● STATED TASK: Retype each record below word for word. Leave the pictures out.

● PROVIDED INFORMATION:
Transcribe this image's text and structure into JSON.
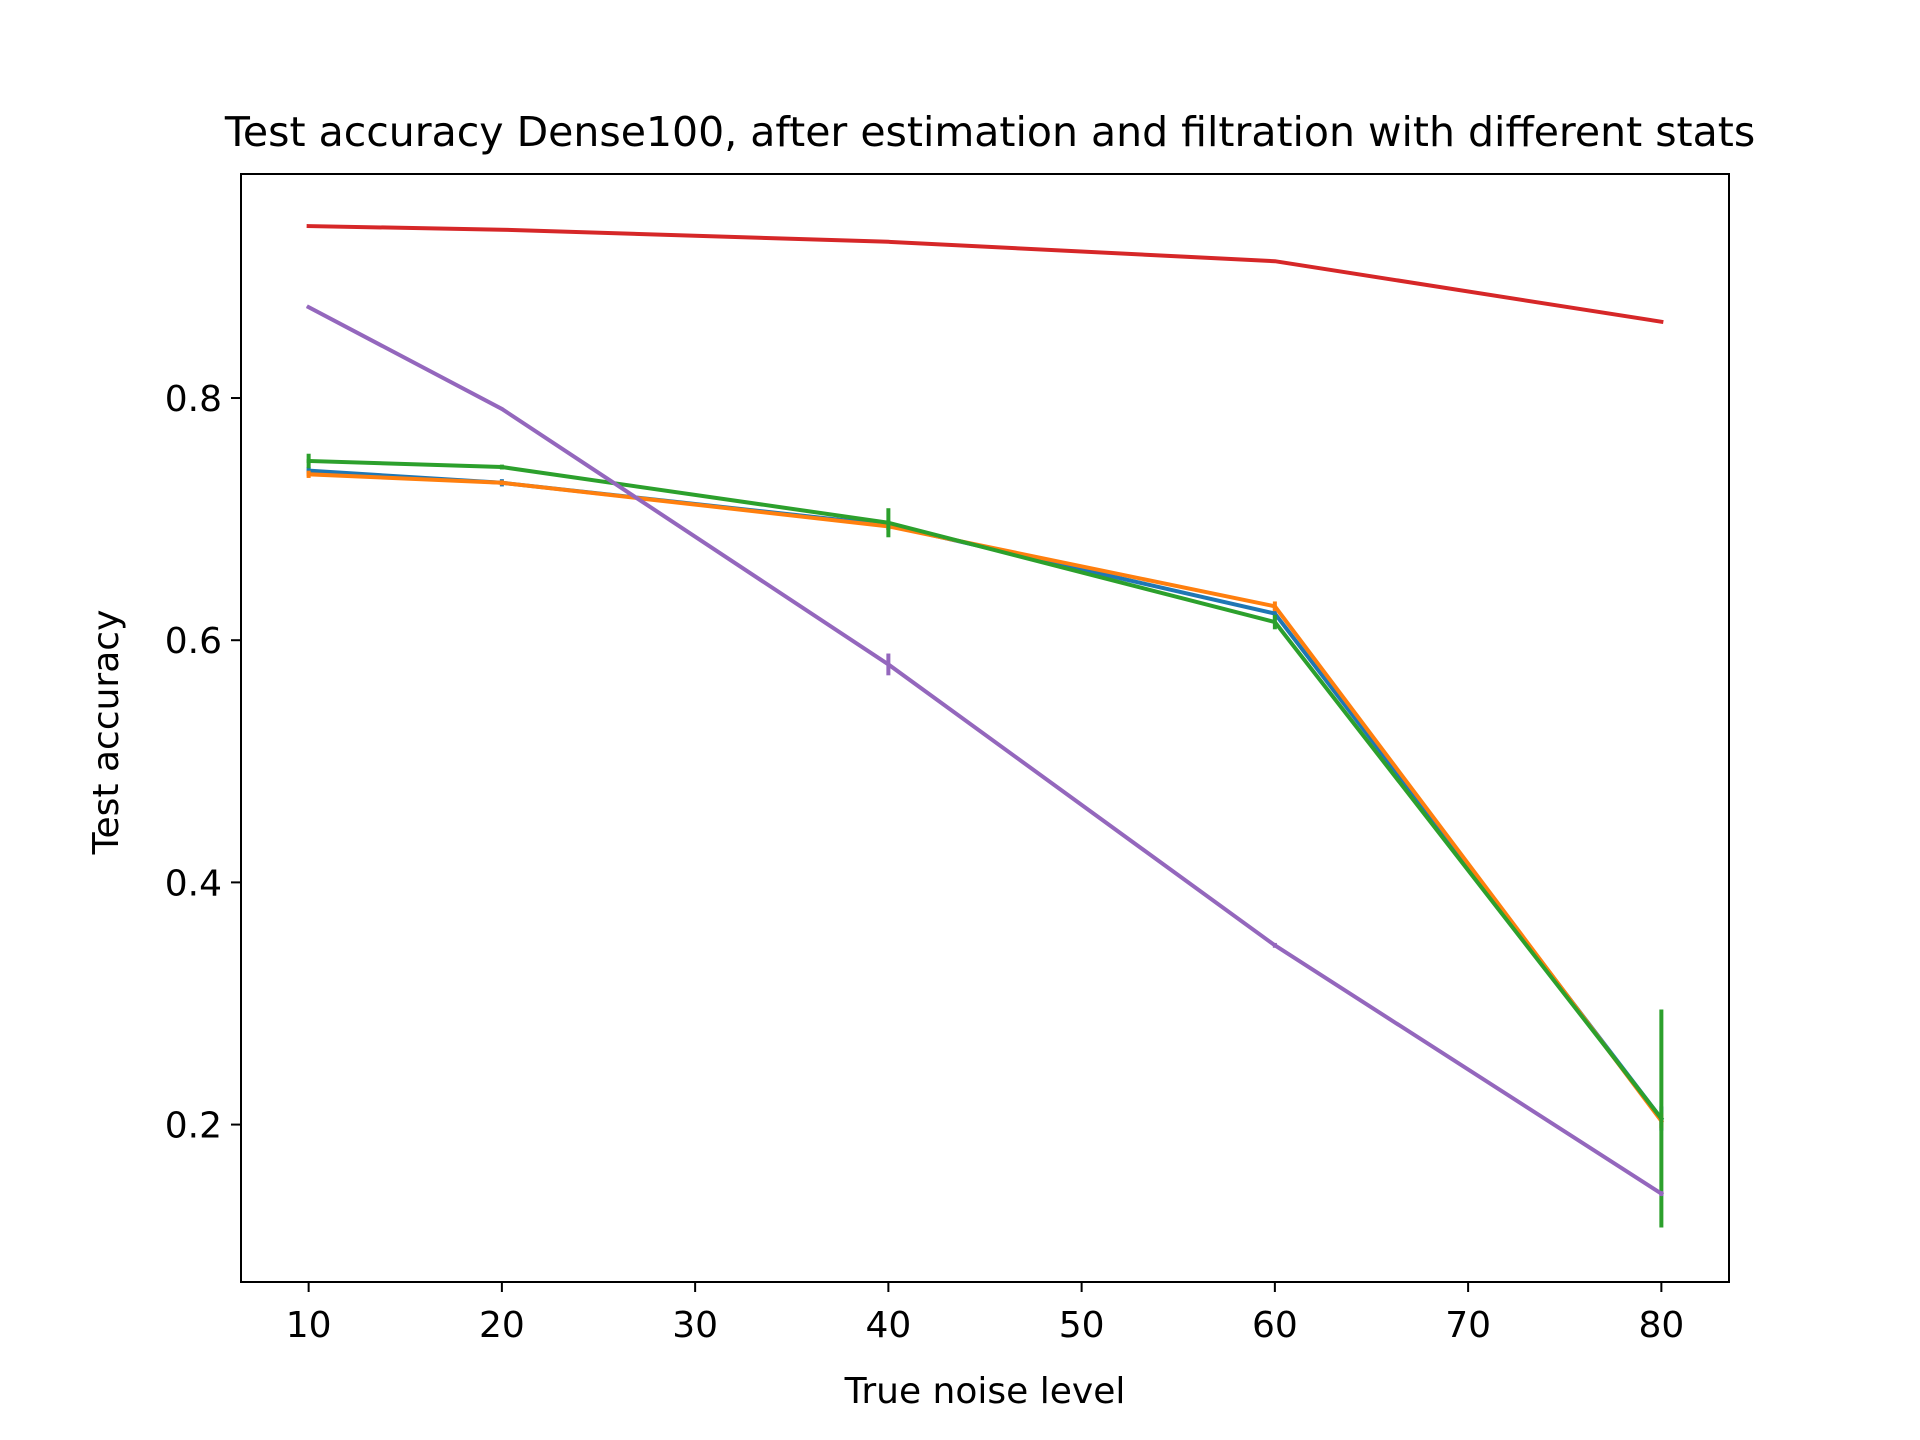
{
  "chart_data": {
    "type": "line",
    "title": "Test accuracy Dense100, after estimation and filtration with different stats",
    "xlabel": "True noise level",
    "ylabel": "Test accuracy",
    "xlim": [
      6.5,
      83.5
    ],
    "ylim": [
      0.07,
      0.985
    ],
    "xticks": [
      10,
      20,
      30,
      40,
      50,
      60,
      70,
      80
    ],
    "yticks": [
      0.2,
      0.4,
      0.6,
      0.8
    ],
    "xtick_labels": [
      "10",
      "20",
      "30",
      "40",
      "50",
      "60",
      "70",
      "80"
    ],
    "ytick_labels": [
      "0.2",
      "0.4",
      "0.6",
      "0.8"
    ],
    "grid": false,
    "legend": false,
    "x": [
      10,
      20,
      40,
      60,
      80
    ],
    "series": [
      {
        "color": "#1f77b4",
        "values": [
          0.74,
          0.73,
          0.695,
          0.622,
          0.205
        ],
        "errors": [
          0.003,
          0.003,
          0.004,
          0.005,
          0.01
        ]
      },
      {
        "color": "#ff7f0e",
        "values": [
          0.737,
          0.73,
          0.694,
          0.628,
          0.203
        ],
        "errors": [
          0.003,
          0.002,
          0.003,
          0.004,
          0.006
        ]
      },
      {
        "color": "#2ca02c",
        "values": [
          0.748,
          0.743,
          0.697,
          0.615,
          0.205
        ],
        "errors": [
          0.006,
          0.002,
          0.012,
          0.006,
          0.09
        ]
      },
      {
        "color": "#d62728",
        "values": [
          0.942,
          0.939,
          0.929,
          0.913,
          0.863
        ],
        "errors": [
          0,
          0,
          0,
          0,
          0
        ]
      },
      {
        "color": "#9467bd",
        "values": [
          0.875,
          0.791,
          0.58,
          0.348,
          0.143
        ],
        "errors": [
          0.001,
          0.001,
          0.009,
          0.002,
          0.002
        ]
      }
    ]
  }
}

● EXERCISE RESULT:
Transcribe this image's text and structure into JSON.
{
  "chart_data": {
    "type": "line",
    "title": "Test accuracy Dense100, after estimation and filtration with different stats",
    "xlabel": "True noise level",
    "ylabel": "Test accuracy",
    "xlim": [
      6.5,
      83.5
    ],
    "ylim": [
      0.07,
      0.985
    ],
    "xticks": [
      10,
      20,
      30,
      40,
      50,
      60,
      70,
      80
    ],
    "yticks": [
      0.2,
      0.4,
      0.6,
      0.8
    ],
    "xtick_labels": [
      "10",
      "20",
      "30",
      "40",
      "50",
      "60",
      "70",
      "80"
    ],
    "ytick_labels": [
      "0.2",
      "0.4",
      "0.6",
      "0.8"
    ],
    "grid": false,
    "legend": false,
    "x": [
      10,
      20,
      40,
      60,
      80
    ],
    "series": [
      {
        "color": "#1f77b4",
        "values": [
          0.74,
          0.73,
          0.695,
          0.622,
          0.205
        ],
        "errors": [
          0.003,
          0.003,
          0.004,
          0.005,
          0.01
        ]
      },
      {
        "color": "#ff7f0e",
        "values": [
          0.737,
          0.73,
          0.694,
          0.628,
          0.203
        ],
        "errors": [
          0.003,
          0.002,
          0.003,
          0.004,
          0.006
        ]
      },
      {
        "color": "#2ca02c",
        "values": [
          0.748,
          0.743,
          0.697,
          0.615,
          0.205
        ],
        "errors": [
          0.006,
          0.002,
          0.012,
          0.006,
          0.09
        ]
      },
      {
        "color": "#d62728",
        "values": [
          0.942,
          0.939,
          0.929,
          0.913,
          0.863
        ],
        "errors": [
          0,
          0,
          0,
          0,
          0
        ]
      },
      {
        "color": "#9467bd",
        "values": [
          0.875,
          0.791,
          0.58,
          0.348,
          0.143
        ],
        "errors": [
          0.001,
          0.001,
          0.009,
          0.002,
          0.002
        ]
      }
    ]
  }
}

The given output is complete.